» **What needs to be done**
From the entries below, copy every line where the string "спортивных" appears.

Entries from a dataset
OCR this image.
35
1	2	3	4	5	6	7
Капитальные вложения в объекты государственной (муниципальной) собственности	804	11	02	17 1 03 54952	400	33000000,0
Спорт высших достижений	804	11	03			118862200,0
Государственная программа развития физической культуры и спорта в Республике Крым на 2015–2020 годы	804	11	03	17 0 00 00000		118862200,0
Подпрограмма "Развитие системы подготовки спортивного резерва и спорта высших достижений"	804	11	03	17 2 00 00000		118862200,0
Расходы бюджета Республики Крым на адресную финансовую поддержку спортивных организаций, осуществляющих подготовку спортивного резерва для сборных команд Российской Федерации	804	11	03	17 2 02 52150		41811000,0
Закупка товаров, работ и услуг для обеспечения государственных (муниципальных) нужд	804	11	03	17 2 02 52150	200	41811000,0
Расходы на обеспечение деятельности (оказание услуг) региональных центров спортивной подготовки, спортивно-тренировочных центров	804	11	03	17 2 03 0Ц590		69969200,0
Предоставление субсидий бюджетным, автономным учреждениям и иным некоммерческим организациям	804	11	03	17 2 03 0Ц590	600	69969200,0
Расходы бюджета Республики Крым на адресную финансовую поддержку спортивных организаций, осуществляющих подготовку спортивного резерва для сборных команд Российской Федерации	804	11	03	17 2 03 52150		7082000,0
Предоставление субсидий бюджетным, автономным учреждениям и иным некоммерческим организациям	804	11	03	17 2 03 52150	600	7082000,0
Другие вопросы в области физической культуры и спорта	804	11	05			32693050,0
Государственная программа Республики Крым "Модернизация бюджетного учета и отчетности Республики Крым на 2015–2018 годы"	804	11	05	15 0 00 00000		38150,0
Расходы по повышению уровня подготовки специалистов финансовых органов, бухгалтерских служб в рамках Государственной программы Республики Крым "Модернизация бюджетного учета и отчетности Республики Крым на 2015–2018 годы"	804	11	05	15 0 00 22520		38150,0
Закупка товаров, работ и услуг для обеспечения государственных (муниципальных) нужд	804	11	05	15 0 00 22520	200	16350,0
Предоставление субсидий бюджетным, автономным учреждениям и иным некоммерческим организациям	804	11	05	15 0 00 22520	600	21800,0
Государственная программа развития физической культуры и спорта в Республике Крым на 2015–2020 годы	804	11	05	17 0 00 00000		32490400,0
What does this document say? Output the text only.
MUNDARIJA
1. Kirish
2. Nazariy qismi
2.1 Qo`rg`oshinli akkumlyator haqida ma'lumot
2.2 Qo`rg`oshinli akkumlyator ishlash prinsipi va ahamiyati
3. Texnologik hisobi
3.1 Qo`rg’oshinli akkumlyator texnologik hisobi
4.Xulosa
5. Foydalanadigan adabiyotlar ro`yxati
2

» **Written answer**
Расходы бюджета Республики Крым на адресную финансовую поддержку спортивных организаций, осуществляющих подготовку спортивного резерва для сборных команд Российской Федерации	804	11	03	17 2 02 52150		41811000,0
Расходы бюджета Республики Крым на адресную финансовую поддержку спортивных организаций, осуществляющих подготовку спортивного резерва для сборных команд Российской Федерации	804	11	03	17 2 03 52150		7082000,0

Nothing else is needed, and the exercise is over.